▸ Work to complete
Among the entries, which lines carry the string "contract"? Copy each of them.

▸ Records shown
>> Start

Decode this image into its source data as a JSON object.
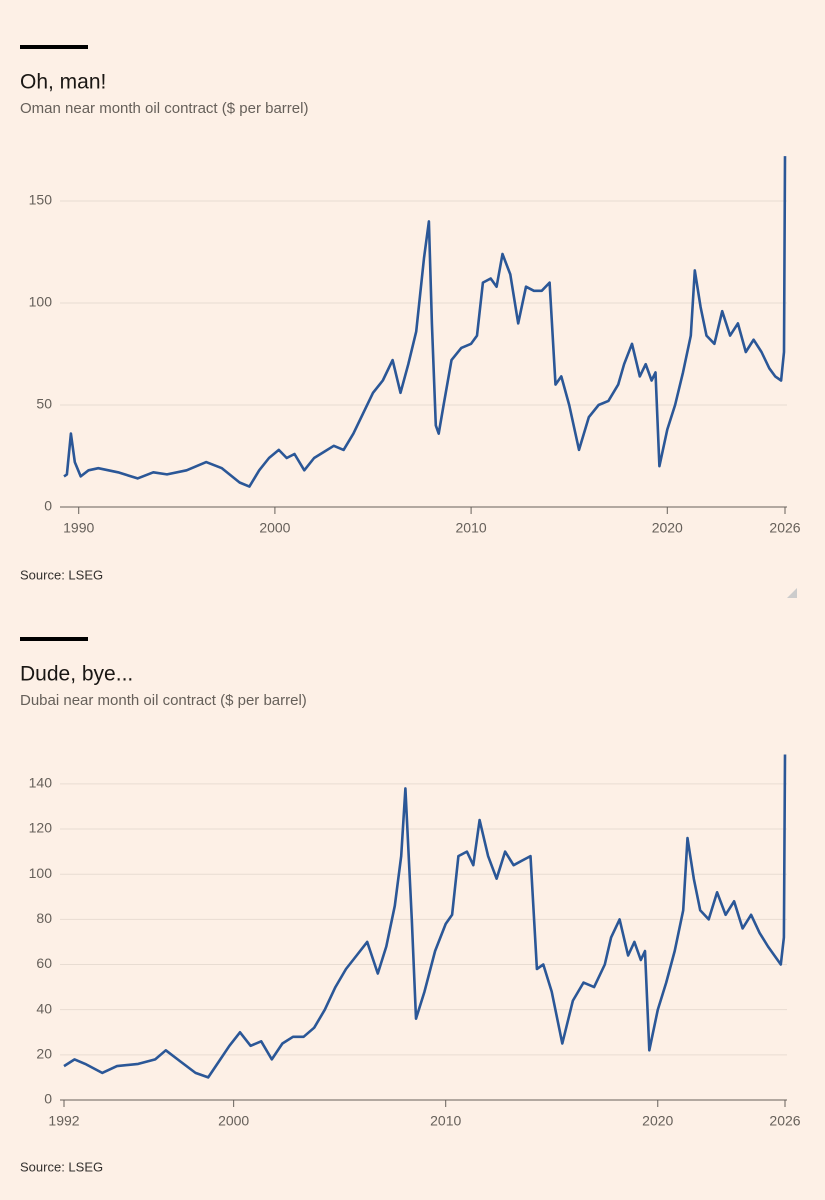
{
  "chart_data": [
    {
      "type": "line",
      "title": "Oh, man!",
      "subtitle": "Oman near month oil contract ($ per barrel)",
      "source": "Source: LSEG",
      "color": "#2b5797",
      "x": [
        1989.25,
        1989.4,
        1989.6,
        1989.8,
        1990.1,
        1990.5,
        1991,
        1992,
        1993,
        1993.8,
        1994.5,
        1995.5,
        1996.5,
        1997.3,
        1998.2,
        1998.7,
        1999.2,
        1999.7,
        2000.2,
        2000.6,
        2001,
        2001.5,
        2002,
        2002.5,
        2003,
        2003.5,
        2004,
        2004.5,
        2005,
        2005.5,
        2006,
        2006.4,
        2006.8,
        2007.2,
        2007.6,
        2007.85,
        2008.0,
        2008.2,
        2008.35,
        2008.6,
        2009,
        2009.5,
        2010,
        2010.3,
        2010.6,
        2011,
        2011.3,
        2011.6,
        2012,
        2012.4,
        2012.8,
        2013.2,
        2013.6,
        2014.0,
        2014.3,
        2014.6,
        2015,
        2015.5,
        2016,
        2016.5,
        2017,
        2017.5,
        2017.8,
        2018.2,
        2018.6,
        2018.9,
        2019.2,
        2019.4,
        2019.6,
        2020,
        2020.4,
        2020.8,
        2021.2,
        2021.4,
        2021.7,
        2022,
        2022.4,
        2022.8,
        2023.2,
        2023.6,
        2024,
        2024.4,
        2024.8,
        2025.2,
        2025.5,
        2025.8,
        2025.95,
        2026
      ],
      "values": [
        15,
        16,
        36,
        22,
        15,
        18,
        19,
        17,
        14,
        17,
        16,
        18,
        22,
        19,
        12,
        10,
        18,
        24,
        28,
        24,
        26,
        18,
        24,
        27,
        30,
        28,
        36,
        46,
        56,
        62,
        72,
        56,
        70,
        86,
        122,
        140,
        90,
        40,
        36,
        50,
        72,
        78,
        80,
        84,
        110,
        112,
        108,
        124,
        114,
        90,
        108,
        106,
        106,
        110,
        60,
        64,
        50,
        28,
        44,
        50,
        52,
        60,
        70,
        80,
        64,
        70,
        62,
        66,
        20,
        38,
        50,
        66,
        84,
        116,
        98,
        84,
        80,
        96,
        84,
        90,
        76,
        82,
        76,
        68,
        64,
        62,
        76,
        172
      ],
      "xlim": [
        1989.25,
        2026
      ],
      "xticks": [
        1990,
        2000,
        2010,
        2020,
        2026
      ],
      "ylim": [
        0,
        175
      ],
      "yticks": [
        0,
        50,
        100,
        150
      ],
      "grid": true
    },
    {
      "type": "line",
      "title": "Dude, bye...",
      "subtitle": "Dubai near month oil contract ($ per barrel)",
      "source": "Source: LSEG",
      "color": "#2b5797",
      "x": [
        1992,
        1992.5,
        1993,
        1993.8,
        1994.5,
        1995.5,
        1996.3,
        1996.8,
        1997.5,
        1998.2,
        1998.8,
        1999.3,
        1999.8,
        2000.3,
        2000.8,
        2001.3,
        2001.8,
        2002.3,
        2002.8,
        2003.3,
        2003.8,
        2004.3,
        2004.8,
        2005.3,
        2005.8,
        2006.3,
        2006.8,
        2007.2,
        2007.6,
        2007.9,
        2008.1,
        2008.4,
        2008.6,
        2009,
        2009.5,
        2010,
        2010.3,
        2010.6,
        2011,
        2011.3,
        2011.6,
        2012,
        2012.4,
        2012.8,
        2013.2,
        2013.6,
        2014.0,
        2014.3,
        2014.6,
        2015,
        2015.5,
        2016,
        2016.5,
        2017,
        2017.5,
        2017.8,
        2018.2,
        2018.6,
        2018.9,
        2019.2,
        2019.4,
        2019.6,
        2020,
        2020.4,
        2020.8,
        2021.2,
        2021.4,
        2021.7,
        2022,
        2022.4,
        2022.8,
        2023.2,
        2023.6,
        2024,
        2024.4,
        2024.8,
        2025.2,
        2025.5,
        2025.8,
        2025.95,
        2026
      ],
      "values": [
        15,
        18,
        16,
        12,
        15,
        16,
        18,
        22,
        17,
        12,
        10,
        17,
        24,
        30,
        24,
        26,
        18,
        25,
        28,
        28,
        32,
        40,
        50,
        58,
        64,
        70,
        56,
        68,
        86,
        108,
        138,
        80,
        36,
        48,
        66,
        78,
        82,
        108,
        110,
        104,
        124,
        108,
        98,
        110,
        104,
        106,
        108,
        58,
        60,
        48,
        25,
        44,
        52,
        50,
        60,
        72,
        80,
        64,
        70,
        62,
        66,
        22,
        40,
        52,
        66,
        84,
        116,
        98,
        84,
        80,
        92,
        82,
        88,
        76,
        82,
        74,
        68,
        64,
        60,
        72,
        153
      ],
      "xlim": [
        1992,
        2026
      ],
      "xticks": [
        1992,
        2000,
        2010,
        2020,
        2026
      ],
      "ylim": [
        0,
        155
      ],
      "yticks": [
        0,
        20,
        40,
        60,
        80,
        100,
        120,
        140
      ],
      "grid": true
    }
  ]
}
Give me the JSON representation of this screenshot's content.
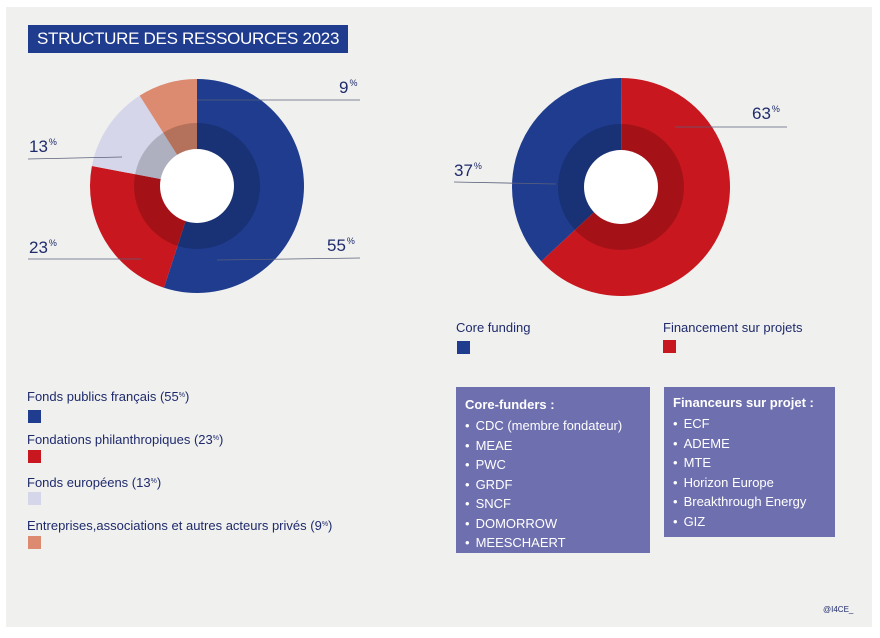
{
  "title": "STRUCTURE DES RESSOURCES 2023",
  "credit": "@I4CE_",
  "pct_unit": "%",
  "colors": {
    "blue": "#1f3c8f",
    "red": "#c8171e",
    "lilac": "#d5d6ea",
    "salmon": "#dc8a70",
    "box": "#6e6fae",
    "text": "#1f2a6b"
  },
  "chart_data": [
    {
      "type": "pie",
      "variant": "donut",
      "slices": [
        {
          "label": "Fonds publics français",
          "value": 55,
          "color": "#1f3c8f"
        },
        {
          "label": "Fondations philanthropiques",
          "value": 23,
          "color": "#c8171e"
        },
        {
          "label": "Fonds européens",
          "value": 13,
          "color": "#d5d6ea"
        },
        {
          "label": "Entreprises,associations et autres acteurs privés",
          "value": 9,
          "color": "#dc8a70"
        }
      ],
      "data_labels": [
        "55",
        "23",
        "13",
        "9"
      ],
      "legend_labels": [
        "Fonds publics français (55",
        "Fondations philanthropiques (23",
        "Fonds européens (13",
        "Entreprises,associations et autres acteurs privés (9"
      ],
      "legend_position": "bottom-left"
    },
    {
      "type": "pie",
      "variant": "donut",
      "slices": [
        {
          "label": "Core funding",
          "value": 37,
          "color": "#1f3c8f"
        },
        {
          "label": "Financement sur projets",
          "value": 63,
          "color": "#c8171e"
        }
      ],
      "data_labels": [
        "37",
        "63"
      ],
      "legend_labels": [
        "Core funding",
        "Financement sur projets"
      ],
      "legend_position": "bottom"
    }
  ],
  "core_funders": {
    "heading": "Core-funders :",
    "items": [
      "CDC (membre fondateur)",
      "MEAE",
      "PWC",
      "GRDF",
      "SNCF",
      "DOMORROW",
      "MEESCHAERT"
    ]
  },
  "project_funders": {
    "heading": "Financeurs sur projet :",
    "items": [
      "ECF",
      "ADEME",
      "MTE",
      "Horizon Europe",
      "Breakthrough Energy",
      "GIZ"
    ]
  }
}
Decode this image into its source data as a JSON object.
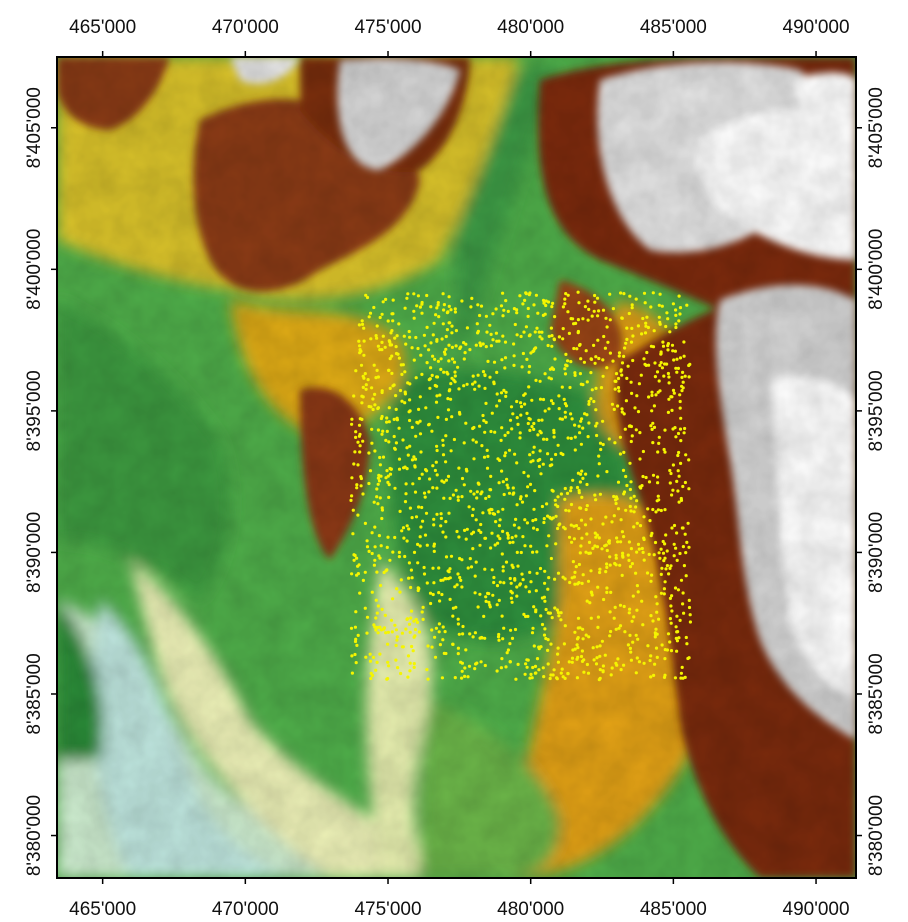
{
  "map": {
    "x_axis": {
      "ticks": [
        "465'000",
        "470'000",
        "475'000",
        "480'000",
        "485'000",
        "490'000"
      ],
      "values": [
        465000,
        470000,
        475000,
        480000,
        485000,
        490000
      ]
    },
    "y_axis": {
      "ticks": [
        "8'405'000",
        "8'400'000",
        "8'395'000",
        "8'390'000",
        "8'385'000",
        "8'380'000"
      ],
      "values": [
        8405000,
        8400000,
        8395000,
        8390000,
        8385000,
        8380000
      ]
    },
    "extent": {
      "x_range": [
        463400,
        491400
      ],
      "y_range": [
        8378500,
        8407500
      ]
    },
    "sample_area": {
      "x_range": [
        473700,
        485600
      ],
      "y_range": [
        8385500,
        8399200
      ],
      "point_color": "#f5f500",
      "point_count": 1800
    },
    "elevation_colors": [
      "#bfe8d8",
      "#f2f2b0",
      "#6ab84a",
      "#2e8a3a",
      "#e6d020",
      "#e69a10",
      "#a84a14",
      "#6a2a0e",
      "#ffffff"
    ],
    "frame_color": "#000000"
  }
}
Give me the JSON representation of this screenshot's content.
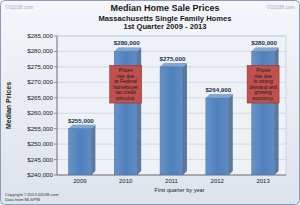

>> End

▸ Answer for this exercise
      "subtitle": "Oman near month oil contract ($ per barrel)",
      "subtitle": "Dubai near month oil contract ($ per barrel)",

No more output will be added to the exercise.